**Required work**
Look through the material and copy each line holding "name".

**Extracted entries**

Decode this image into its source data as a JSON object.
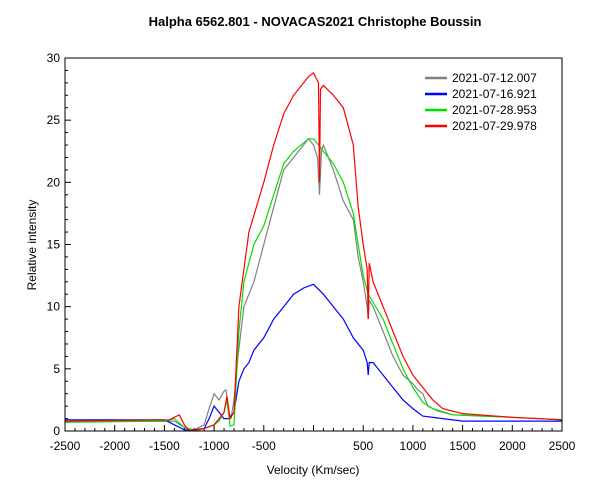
{
  "chart_data": {
    "type": "line",
    "title": "Halpha 6562.801 - NOVACAS2021   Christophe Boussin",
    "xlabel": "Velocity (Km/sec)",
    "ylabel": "Relative intensity",
    "xlim": [
      -2500,
      2500
    ],
    "ylim": [
      0,
      30
    ],
    "xticks": [
      -2500,
      -2000,
      -1500,
      -1000,
      -500,
      500,
      1000,
      1500,
      2000,
      2500
    ],
    "yticks": [
      0,
      5,
      10,
      15,
      20,
      25,
      30
    ],
    "grid": false,
    "legend_position": "top-right",
    "series": [
      {
        "name": "2021-07-12.007",
        "color": "#808080",
        "x": [
          -2500,
          -1500,
          -1400,
          -1300,
          -1200,
          -1100,
          -1050,
          -1000,
          -950,
          -900,
          -880,
          -850,
          -830,
          -800,
          -760,
          -700,
          -650,
          -600,
          -500,
          -400,
          -300,
          -150,
          -50,
          0,
          40,
          60,
          80,
          100,
          200,
          300,
          400,
          450,
          500,
          540,
          550,
          560,
          600,
          700,
          800,
          900,
          1000,
          1050,
          1100,
          1150,
          1250,
          1400,
          1700,
          2000,
          2500
        ],
        "y": [
          0.8,
          0.8,
          0.8,
          0.3,
          0.1,
          0.5,
          1.8,
          3.0,
          2.5,
          3.2,
          3.3,
          1.5,
          1.0,
          2.5,
          6,
          10,
          11,
          12,
          15,
          18,
          21,
          22.5,
          23.5,
          23,
          22,
          19,
          22.5,
          23,
          21,
          18.5,
          17,
          14,
          12,
          10,
          9,
          10.5,
          10,
          8,
          6,
          4.5,
          3.8,
          3.3,
          3,
          2,
          1.6,
          1.3,
          1.2,
          1.1,
          0.9
        ]
      },
      {
        "name": "2021-07-16.921",
        "color": "#0000ff",
        "x": [
          -2500,
          -1500,
          -1400,
          -1300,
          -1200,
          -1100,
          -1050,
          -1000,
          -950,
          -900,
          -850,
          -800,
          -750,
          -700,
          -650,
          -600,
          -500,
          -400,
          -300,
          -200,
          -100,
          0,
          100,
          200,
          300,
          400,
          500,
          540,
          550,
          560,
          600,
          700,
          800,
          900,
          1000,
          1100,
          1300,
          1500,
          2000,
          2500
        ],
        "y": [
          0.9,
          0.9,
          0.5,
          0.1,
          0.1,
          0.2,
          1.0,
          2.0,
          1.5,
          1.0,
          1.0,
          1.5,
          4,
          5,
          5.5,
          6.5,
          7.5,
          9,
          10,
          11,
          11.5,
          11.8,
          11,
          10,
          9,
          7.5,
          6.5,
          5.5,
          4.5,
          5.5,
          5.5,
          4.5,
          3.5,
          2.5,
          1.8,
          1.2,
          1.0,
          0.8,
          0.8,
          0.8
        ]
      },
      {
        "name": "2021-07-28.953",
        "color": "#00e000",
        "x": [
          -2500,
          -1500,
          -1400,
          -1300,
          -1200,
          -1100,
          -1000,
          -950,
          -900,
          -870,
          -840,
          -800,
          -750,
          -700,
          -600,
          -500,
          -400,
          -300,
          -200,
          -50,
          0,
          100,
          200,
          300,
          400,
          450,
          500,
          550,
          700,
          800,
          900,
          1000,
          1100,
          1200,
          1400,
          2000,
          2500
        ],
        "y": [
          0.7,
          0.8,
          1.0,
          0.3,
          0.0,
          0.2,
          0.5,
          0.8,
          1.5,
          2.5,
          0.4,
          0.5,
          8,
          12,
          15,
          16.5,
          19,
          21.5,
          22.5,
          23.5,
          23.5,
          22.5,
          21.5,
          20,
          17.5,
          15,
          12.5,
          11,
          9,
          7,
          5,
          3.5,
          2.3,
          1.8,
          1.3,
          1.1,
          0.9
        ]
      },
      {
        "name": "2021-07-29.978",
        "color": "#ff0000",
        "x": [
          -2500,
          -1450,
          -1350,
          -1300,
          -1250,
          -1100,
          -1000,
          -950,
          -900,
          -870,
          -840,
          -800,
          -750,
          -700,
          -650,
          -500,
          -400,
          -300,
          -200,
          -50,
          0,
          50,
          60,
          70,
          100,
          200,
          300,
          400,
          450,
          500,
          540,
          550,
          560,
          600,
          700,
          800,
          900,
          1000,
          1100,
          1200,
          1300,
          1500,
          2000,
          2500
        ],
        "y": [
          0.8,
          0.9,
          1.3,
          0.5,
          0.0,
          0.2,
          0.5,
          1.0,
          1.5,
          2.8,
          1.0,
          1.5,
          10,
          13,
          16,
          20,
          23,
          25.5,
          27,
          28.5,
          28.8,
          28,
          20,
          27.5,
          27.8,
          27,
          26,
          23,
          18,
          15,
          13,
          9,
          13.5,
          12,
          10,
          8,
          6,
          4.5,
          3.5,
          2.5,
          1.8,
          1.4,
          1.1,
          0.9
        ]
      }
    ]
  }
}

**Answer to this exercise**
        "name": "2021-07-12.007",
        "name": "2021-07-16.921",
        "name": "2021-07-28.953",
        "name": "2021-07-29.978",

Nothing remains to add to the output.